What is expected:
Copy every line in which the string "name" occurs.

[Begin Data supplied]

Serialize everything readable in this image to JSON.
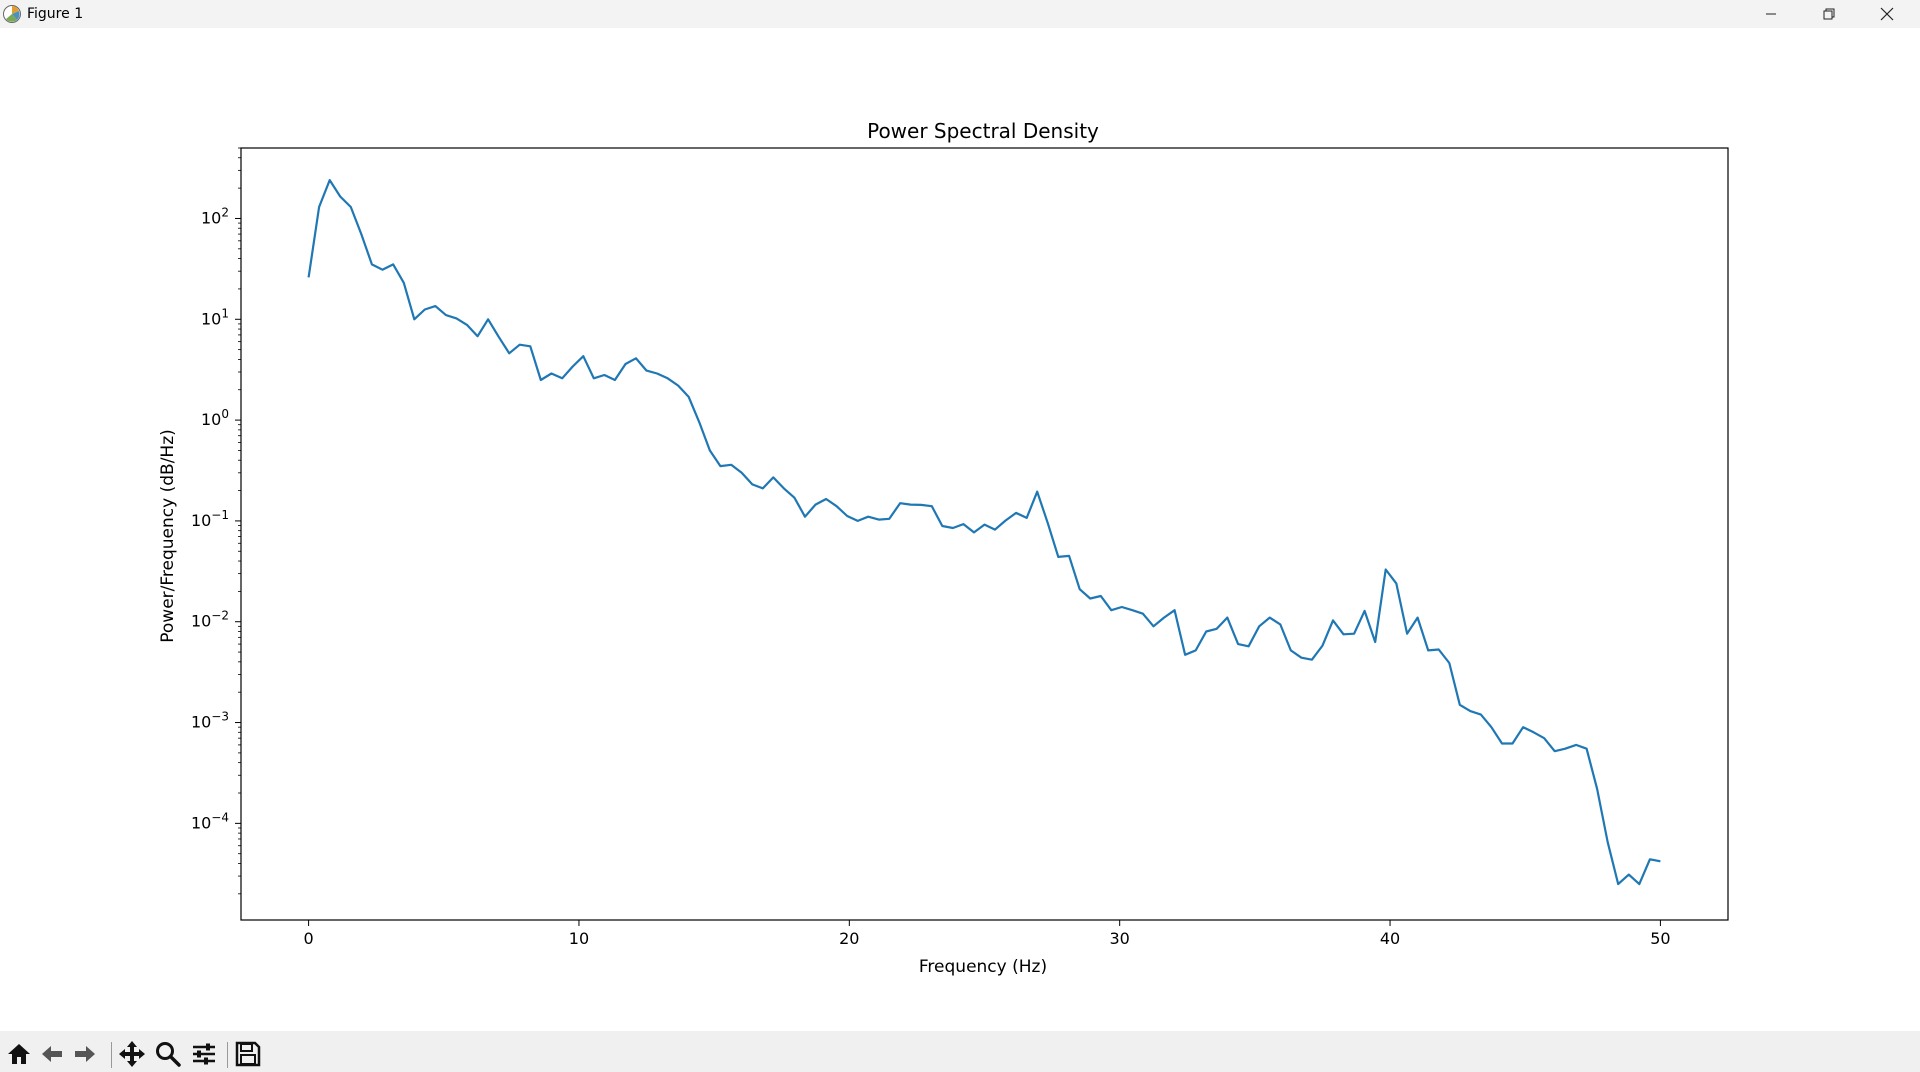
{
  "window": {
    "title": "Figure 1",
    "controls": [
      "minimize-icon",
      "restore-icon",
      "close-icon"
    ]
  },
  "toolbar": {
    "buttons": [
      {
        "name": "home-button",
        "icon": "home-icon"
      },
      {
        "name": "back-button",
        "icon": "arrow-left-icon"
      },
      {
        "name": "forward-button",
        "icon": "arrow-right-icon"
      },
      {
        "name": "pan-button",
        "icon": "move-icon"
      },
      {
        "name": "zoom-button",
        "icon": "magnifier-icon"
      },
      {
        "name": "configure-subplots-button",
        "icon": "sliders-icon"
      },
      {
        "name": "save-button",
        "icon": "floppy-disk-icon"
      }
    ]
  },
  "chart_data": {
    "type": "line",
    "title": "Power Spectral Density",
    "xlabel": "Frequency (Hz)",
    "ylabel": "Power/Frequency (dB/Hz)",
    "xscale": "linear",
    "yscale": "log",
    "xlim": [
      -2.5,
      52.5
    ],
    "ylim": [
      1.1e-05,
      500
    ],
    "xticks": [
      0,
      10,
      20,
      30,
      40,
      50
    ],
    "xtick_labels": [
      "0",
      "10",
      "20",
      "30",
      "40",
      "50"
    ],
    "yticks": [
      0.0001,
      0.001,
      0.01,
      0.1,
      1,
      10,
      100
    ],
    "ytick_exponents": [
      "−4",
      "−3",
      "−2",
      "−1",
      "0",
      "1",
      "2"
    ],
    "ytick_base": "10",
    "grid": false,
    "legend": false,
    "line_color": "#1f77b4",
    "series": [
      {
        "x": [
          0,
          0.39,
          0.78,
          1.17,
          1.56,
          1.95,
          2.34,
          2.73,
          3.13,
          3.52,
          3.91,
          4.3,
          4.69,
          5.08,
          5.47,
          5.86,
          6.25,
          6.64,
          7.03,
          7.42,
          7.81,
          8.2,
          8.59,
          8.98,
          9.38,
          9.77,
          10.16,
          10.55,
          10.94,
          11.33,
          11.72,
          12.11,
          12.5,
          12.89,
          13.28,
          13.67,
          14.06,
          14.45,
          14.84,
          15.23,
          15.63,
          16.02,
          16.41,
          16.8,
          17.19,
          17.58,
          17.97,
          18.36,
          18.75,
          19.14,
          19.53,
          19.92,
          20.31,
          20.7,
          21.09,
          21.48,
          21.88,
          22.27,
          22.66,
          23.05,
          23.44,
          23.83,
          24.22,
          24.61,
          25,
          25.39,
          25.78,
          26.17,
          26.56,
          26.95,
          27.34,
          27.73,
          28.13,
          28.52,
          28.91,
          29.3,
          29.69,
          30.08,
          30.47,
          30.86,
          31.25,
          31.64,
          32.03,
          32.42,
          32.81,
          33.2,
          33.59,
          33.98,
          34.38,
          34.77,
          35.16,
          35.55,
          35.94,
          36.33,
          36.72,
          37.11,
          37.5,
          37.89,
          38.28,
          38.67,
          39.06,
          39.45,
          39.84,
          40.23,
          40.63,
          41.02,
          41.41,
          41.8,
          42.19,
          42.58,
          42.97,
          43.36,
          43.75,
          44.14,
          44.53,
          44.92,
          45.31,
          45.7,
          46.09,
          46.48,
          46.88,
          47.27,
          47.66,
          48.05,
          48.44,
          48.83,
          49.22,
          49.61,
          50
        ],
        "y": [
          26,
          130,
          240,
          165,
          130,
          70,
          35,
          31,
          35,
          23,
          10,
          12.5,
          13.5,
          11,
          10.2,
          8.8,
          6.8,
          10,
          6.7,
          4.6,
          5.6,
          5.4,
          2.5,
          2.9,
          2.6,
          3.4,
          4.3,
          2.6,
          2.8,
          2.5,
          3.6,
          4.1,
          3.1,
          2.9,
          2.6,
          2.2,
          1.7,
          0.95,
          0.5,
          0.35,
          0.36,
          0.3,
          0.23,
          0.21,
          0.27,
          0.21,
          0.17,
          0.11,
          0.145,
          0.165,
          0.14,
          0.112,
          0.1,
          0.11,
          0.103,
          0.105,
          0.15,
          0.145,
          0.144,
          0.14,
          0.089,
          0.085,
          0.093,
          0.077,
          0.092,
          0.082,
          0.101,
          0.12,
          0.107,
          0.195,
          0.095,
          0.044,
          0.045,
          0.021,
          0.017,
          0.018,
          0.013,
          0.014,
          0.013,
          0.012,
          0.009,
          0.011,
          0.013,
          0.0047,
          0.0052,
          0.008,
          0.0085,
          0.011,
          0.006,
          0.0057,
          0.009,
          0.011,
          0.0094,
          0.0052,
          0.0044,
          0.0042,
          0.0058,
          0.0103,
          0.0075,
          0.0076,
          0.0128,
          0.0063,
          0.033,
          0.024,
          0.0076,
          0.011,
          0.0052,
          0.0053,
          0.0039,
          0.0015,
          0.0013,
          0.0012,
          0.0009,
          0.00062,
          0.00062,
          0.0009,
          0.0008,
          0.0007,
          0.00052,
          0.00055,
          0.0006,
          0.00055,
          0.00022,
          6.5e-05,
          2.5e-05,
          3.1e-05,
          2.5e-05,
          4.4e-05,
          4.2e-05
        ]
      }
    ]
  }
}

[End Data supplied]

Written answer:
        "name": "home-button",
        "name": "back-button",
        "name": "forward-button",
        "name": "pan-button",
        "name": "zoom-button",
        "name": "configure-subplots-button",
        "name": "save-button",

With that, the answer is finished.